Write out each line exactly as it stands, please.

[Data records]
========================================
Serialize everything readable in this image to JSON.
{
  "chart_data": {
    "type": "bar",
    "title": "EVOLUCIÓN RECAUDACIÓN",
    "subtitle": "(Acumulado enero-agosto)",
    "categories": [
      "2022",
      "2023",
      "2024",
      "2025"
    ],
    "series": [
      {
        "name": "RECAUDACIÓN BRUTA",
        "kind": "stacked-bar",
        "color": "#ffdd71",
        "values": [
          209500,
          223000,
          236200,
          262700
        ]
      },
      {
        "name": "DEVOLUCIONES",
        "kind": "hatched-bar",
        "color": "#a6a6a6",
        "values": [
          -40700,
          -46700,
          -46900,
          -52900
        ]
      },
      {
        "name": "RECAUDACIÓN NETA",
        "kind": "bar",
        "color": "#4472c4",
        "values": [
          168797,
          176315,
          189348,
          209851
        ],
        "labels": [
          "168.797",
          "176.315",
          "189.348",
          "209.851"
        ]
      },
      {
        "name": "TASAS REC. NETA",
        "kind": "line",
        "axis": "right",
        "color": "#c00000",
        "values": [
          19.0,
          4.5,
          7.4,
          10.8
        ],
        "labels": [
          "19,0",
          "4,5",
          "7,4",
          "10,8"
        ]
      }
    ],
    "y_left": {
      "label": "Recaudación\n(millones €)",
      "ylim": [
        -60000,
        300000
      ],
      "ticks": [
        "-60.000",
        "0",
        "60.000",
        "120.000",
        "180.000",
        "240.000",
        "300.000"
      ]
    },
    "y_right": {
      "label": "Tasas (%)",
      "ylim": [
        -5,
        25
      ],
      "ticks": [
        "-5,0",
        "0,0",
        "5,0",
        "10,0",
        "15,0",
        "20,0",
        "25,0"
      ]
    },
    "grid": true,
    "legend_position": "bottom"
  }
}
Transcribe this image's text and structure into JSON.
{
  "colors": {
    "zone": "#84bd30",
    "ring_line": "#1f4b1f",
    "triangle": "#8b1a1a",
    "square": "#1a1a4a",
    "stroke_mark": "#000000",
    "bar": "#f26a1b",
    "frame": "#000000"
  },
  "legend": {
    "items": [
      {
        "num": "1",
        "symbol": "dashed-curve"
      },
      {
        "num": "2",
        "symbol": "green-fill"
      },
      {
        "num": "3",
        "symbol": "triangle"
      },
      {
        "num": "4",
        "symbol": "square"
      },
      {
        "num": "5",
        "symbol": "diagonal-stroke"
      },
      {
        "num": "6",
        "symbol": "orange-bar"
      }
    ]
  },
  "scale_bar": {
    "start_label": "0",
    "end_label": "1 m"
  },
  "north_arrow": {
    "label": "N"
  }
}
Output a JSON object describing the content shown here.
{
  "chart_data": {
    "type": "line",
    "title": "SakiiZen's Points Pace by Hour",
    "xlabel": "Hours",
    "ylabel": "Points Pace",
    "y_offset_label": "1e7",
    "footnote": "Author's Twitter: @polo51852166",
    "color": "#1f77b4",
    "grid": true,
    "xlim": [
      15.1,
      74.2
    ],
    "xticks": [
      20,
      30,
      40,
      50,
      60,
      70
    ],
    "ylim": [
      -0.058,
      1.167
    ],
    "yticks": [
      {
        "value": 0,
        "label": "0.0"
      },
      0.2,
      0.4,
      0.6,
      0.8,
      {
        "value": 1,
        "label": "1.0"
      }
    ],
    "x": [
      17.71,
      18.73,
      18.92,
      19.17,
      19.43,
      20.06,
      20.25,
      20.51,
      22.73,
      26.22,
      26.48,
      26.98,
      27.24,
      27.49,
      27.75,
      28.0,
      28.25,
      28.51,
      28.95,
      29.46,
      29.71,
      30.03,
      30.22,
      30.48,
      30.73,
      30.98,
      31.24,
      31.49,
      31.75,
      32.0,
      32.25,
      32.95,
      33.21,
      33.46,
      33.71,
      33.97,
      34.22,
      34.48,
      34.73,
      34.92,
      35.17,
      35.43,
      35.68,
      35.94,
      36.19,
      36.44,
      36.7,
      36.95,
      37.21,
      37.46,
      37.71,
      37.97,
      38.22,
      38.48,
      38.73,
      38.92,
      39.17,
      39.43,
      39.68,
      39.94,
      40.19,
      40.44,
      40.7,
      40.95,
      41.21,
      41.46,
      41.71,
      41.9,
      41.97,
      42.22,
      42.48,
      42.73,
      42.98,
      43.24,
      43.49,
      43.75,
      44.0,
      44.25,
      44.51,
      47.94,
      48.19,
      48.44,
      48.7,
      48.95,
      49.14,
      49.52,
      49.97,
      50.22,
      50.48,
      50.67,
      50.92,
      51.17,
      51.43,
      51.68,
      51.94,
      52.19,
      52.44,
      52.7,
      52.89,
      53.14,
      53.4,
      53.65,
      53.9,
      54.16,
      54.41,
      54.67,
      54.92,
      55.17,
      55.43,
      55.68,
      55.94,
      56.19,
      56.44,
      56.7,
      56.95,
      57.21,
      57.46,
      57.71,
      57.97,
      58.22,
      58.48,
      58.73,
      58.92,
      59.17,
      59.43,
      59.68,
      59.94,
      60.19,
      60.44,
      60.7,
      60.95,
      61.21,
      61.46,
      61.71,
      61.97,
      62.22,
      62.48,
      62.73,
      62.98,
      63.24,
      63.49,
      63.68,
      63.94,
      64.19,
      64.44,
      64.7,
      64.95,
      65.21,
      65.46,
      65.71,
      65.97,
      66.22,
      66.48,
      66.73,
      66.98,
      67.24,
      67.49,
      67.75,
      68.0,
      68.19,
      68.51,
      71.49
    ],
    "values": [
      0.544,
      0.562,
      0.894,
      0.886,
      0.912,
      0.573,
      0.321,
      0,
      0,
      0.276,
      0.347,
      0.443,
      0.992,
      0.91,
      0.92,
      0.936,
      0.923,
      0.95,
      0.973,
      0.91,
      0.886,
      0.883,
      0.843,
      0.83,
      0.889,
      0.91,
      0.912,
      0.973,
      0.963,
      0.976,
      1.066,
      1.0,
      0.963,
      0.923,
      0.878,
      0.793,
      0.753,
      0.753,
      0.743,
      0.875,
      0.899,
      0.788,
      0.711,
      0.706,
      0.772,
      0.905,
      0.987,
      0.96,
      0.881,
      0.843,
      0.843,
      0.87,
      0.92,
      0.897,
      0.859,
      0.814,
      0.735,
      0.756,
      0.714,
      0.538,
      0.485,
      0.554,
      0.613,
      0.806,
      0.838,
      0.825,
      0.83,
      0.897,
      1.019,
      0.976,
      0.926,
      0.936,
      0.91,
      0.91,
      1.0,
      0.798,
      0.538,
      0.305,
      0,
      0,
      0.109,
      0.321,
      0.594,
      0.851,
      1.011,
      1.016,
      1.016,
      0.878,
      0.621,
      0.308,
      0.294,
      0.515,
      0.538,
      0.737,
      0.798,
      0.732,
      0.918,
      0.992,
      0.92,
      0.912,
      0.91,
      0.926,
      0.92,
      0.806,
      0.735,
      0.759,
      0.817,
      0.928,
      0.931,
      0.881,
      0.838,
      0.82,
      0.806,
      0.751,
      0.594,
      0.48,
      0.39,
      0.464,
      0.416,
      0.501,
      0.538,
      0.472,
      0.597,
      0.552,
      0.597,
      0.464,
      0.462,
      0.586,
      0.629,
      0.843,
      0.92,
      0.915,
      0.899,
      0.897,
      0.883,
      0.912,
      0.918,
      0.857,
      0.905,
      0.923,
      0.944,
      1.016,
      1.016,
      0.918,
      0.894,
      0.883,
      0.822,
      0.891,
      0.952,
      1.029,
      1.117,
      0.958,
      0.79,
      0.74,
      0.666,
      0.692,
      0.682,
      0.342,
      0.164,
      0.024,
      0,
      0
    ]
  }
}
========================================
**Written answer:**
Serialize everything readable in this image to JSON.
{
  "chart_data": {
    "type": "bar",
    "title": "EVOLUCIÓN RECAUDACIÓN",
    "subtitle": "(Acumulado enero-agosto)",
    "categories": [
      "2022",
      "2023",
      "2024",
      "2025"
    ],
    "series": [
      {
        "name": "RECAUDACIÓN BRUTA",
        "kind": "stacked-bar",
        "color": "#ffdd71",
        "values": [
          209500,
          223000,
          236200,
          262700
        ]
      },
      {
        "name": "DEVOLUCIONES",
        "kind": "hatched-bar",
        "color": "#a6a6a6",
        "values": [
          -40700,
          -46700,
          -46900,
          -52900
        ]
      },
      {
        "name": "RECAUDACIÓN NETA",
        "kind": "bar",
        "color": "#4472c4",
        "values": [
          168797,
          176315,
          189348,
          209851
        ],
        "labels": [
          "168.797",
          "176.315",
          "189.348",
          "209.851"
        ]
      },
      {
        "name": "TASAS REC. NETA",
        "kind": "line",
        "axis": "right",
        "color": "#c00000",
        "values": [
          19.0,
          4.5,
          7.4,
          10.8
        ],
        "labels": [
          "19,0",
          "4,5",
          "7,4",
          "10,8"
        ]
      }
    ],
    "y_left": {
      "label": "Recaudación\n(millones €)",
      "ylim": [
        -60000,
        300000
      ],
      "ticks": [
        "-60.000",
        "0",
        "60.000",
        "120.000",
        "180.000",
        "240.000",
        "300.000"
      ]
    },
    "y_right": {
      "label": "Tasas (%)",
      "ylim": [
        -5,
        25
      ],
      "ticks": [
        "-5,0",
        "0,0",
        "5,0",
        "10,0",
        "15,0",
        "20,0",
        "25,0"
      ]
    },
    "grid": true,
    "legend_position": "bottom"
  }
}
Transcribe this image's text and structure into JSON.
{
  "colors": {
    "zone": "#84bd30",
    "ring_line": "#1f4b1f",
    "triangle": "#8b1a1a",
    "square": "#1a1a4a",
    "stroke_mark": "#000000",
    "bar": "#f26a1b",
    "frame": "#000000"
  },
  "legend": {
    "items": [
      {
        "num": "1",
        "symbol": "dashed-curve"
      },
      {
        "num": "2",
        "symbol": "green-fill"
      },
      {
        "num": "3",
        "symbol": "triangle"
      },
      {
        "num": "4",
        "symbol": "square"
      },
      {
        "num": "5",
        "symbol": "diagonal-stroke"
      },
      {
        "num": "6",
        "symbol": "orange-bar"
      }
    ]
  },
  "scale_bar": {
    "start_label": "0",
    "end_label": "1 m"
  },
  "north_arrow": {
    "label": "N"
  }
}
Output a JSON object describing the content shown here.
{
  "chart_data": {
    "type": "line",
    "title": "SakiiZen's Points Pace by Hour",
    "xlabel": "Hours",
    "ylabel": "Points Pace",
    "y_offset_label": "1e7",
    "footnote": "Author's Twitter: @polo51852166",
    "color": "#1f77b4",
    "grid": true,
    "xlim": [
      15.1,
      74.2
    ],
    "xticks": [
      20,
      30,
      40,
      50,
      60,
      70
    ],
    "ylim": [
      -0.058,
      1.167
    ],
    "yticks": [
      {
        "value": 0,
        "label": "0.0"
      },
      0.2,
      0.4,
      0.6,
      0.8,
      {
        "value": 1,
        "label": "1.0"
      }
    ],
    "x": [
      17.71,
      18.73,
      18.92,
      19.17,
      19.43,
      20.06,
      20.25,
      20.51,
      22.73,
      26.22,
      26.48,
      26.98,
      27.24,
      27.49,
      27.75,
      28.0,
      28.25,
      28.51,
      28.95,
      29.46,
      29.71,
      30.03,
      30.22,
      30.48,
      30.73,
      30.98,
      31.24,
      31.49,
      31.75,
      32.0,
      32.25,
      32.95,
      33.21,
      33.46,
      33.71,
      33.97,
      34.22,
      34.48,
      34.73,
      34.92,
      35.17,
      35.43,
      35.68,
      35.94,
      36.19,
      36.44,
      36.7,
      36.95,
      37.21,
      37.46,
      37.71,
      37.97,
      38.22,
      38.48,
      38.73,
      38.92,
      39.17,
      39.43,
      39.68,
      39.94,
      40.19,
      40.44,
      40.7,
      40.95,
      41.21,
      41.46,
      41.71,
      41.9,
      41.97,
      42.22,
      42.48,
      42.73,
      42.98,
      43.24,
      43.49,
      43.75,
      44.0,
      44.25,
      44.51,
      47.94,
      48.19,
      48.44,
      48.7,
      48.95,
      49.14,
      49.52,
      49.97,
      50.22,
      50.48,
      50.67,
      50.92,
      51.17,
      51.43,
      51.68,
      51.94,
      52.19,
      52.44,
      52.7,
      52.89,
      53.14,
      53.4,
      53.65,
      53.9,
      54.16,
      54.41,
      54.67,
      54.92,
      55.17,
      55.43,
      55.68,
      55.94,
      56.19,
      56.44,
      56.7,
      56.95,
      57.21,
      57.46,
      57.71,
      57.97,
      58.22,
      58.48,
      58.73,
      58.92,
      59.17,
      59.43,
      59.68,
      59.94,
      60.19,
      60.44,
      60.7,
      60.95,
      61.21,
      61.46,
      61.71,
      61.97,
      62.22,
      62.48,
      62.73,
      62.98,
      63.24,
      63.49,
      63.68,
      63.94,
      64.19,
      64.44,
      64.7,
      64.95,
      65.21,
      65.46,
      65.71,
      65.97,
      66.22,
      66.48,
      66.73,
      66.98,
      67.24,
      67.49,
      67.75,
      68.0,
      68.19,
      68.51,
      71.49
    ],
    "values": [
      0.544,
      0.562,
      0.894,
      0.886,
      0.912,
      0.573,
      0.321,
      0,
      0,
      0.276,
      0.347,
      0.443,
      0.992,
      0.91,
      0.92,
      0.936,
      0.923,
      0.95,
      0.973,
      0.91,
      0.886,
      0.883,
      0.843,
      0.83,
      0.889,
      0.91,
      0.912,
      0.973,
      0.963,
      0.976,
      1.066,
      1.0,
      0.963,
      0.923,
      0.878,
      0.793,
      0.753,
      0.753,
      0.743,
      0.875,
      0.899,
      0.788,
      0.711,
      0.706,
      0.772,
      0.905,
      0.987,
      0.96,
      0.881,
      0.843,
      0.843,
      0.87,
      0.92,
      0.897,
      0.859,
      0.814,
      0.735,
      0.756,
      0.714,
      0.538,
      0.485,
      0.554,
      0.613,
      0.806,
      0.838,
      0.825,
      0.83,
      0.897,
      1.019,
      0.976,
      0.926,
      0.936,
      0.91,
      0.91,
      1.0,
      0.798,
      0.538,
      0.305,
      0,
      0,
      0.109,
      0.321,
      0.594,
      0.851,
      1.011,
      1.016,
      1.016,
      0.878,
      0.621,
      0.308,
      0.294,
      0.515,
      0.538,
      0.737,
      0.798,
      0.732,
      0.918,
      0.992,
      0.92,
      0.912,
      0.91,
      0.926,
      0.92,
      0.806,
      0.735,
      0.759,
      0.817,
      0.928,
      0.931,
      0.881,
      0.838,
      0.82,
      0.806,
      0.751,
      0.594,
      0.48,
      0.39,
      0.464,
      0.416,
      0.501,
      0.538,
      0.472,
      0.597,
      0.552,
      0.597,
      0.464,
      0.462,
      0.586,
      0.629,
      0.843,
      0.92,
      0.915,
      0.899,
      0.897,
      0.883,
      0.912,
      0.918,
      0.857,
      0.905,
      0.923,
      0.944,
      1.016,
      1.016,
      0.918,
      0.894,
      0.883,
      0.822,
      0.891,
      0.952,
      1.029,
      1.117,
      0.958,
      0.79,
      0.74,
      0.666,
      0.692,
      0.682,
      0.342,
      0.164,
      0.024,
      0,
      0
    ]
  }
}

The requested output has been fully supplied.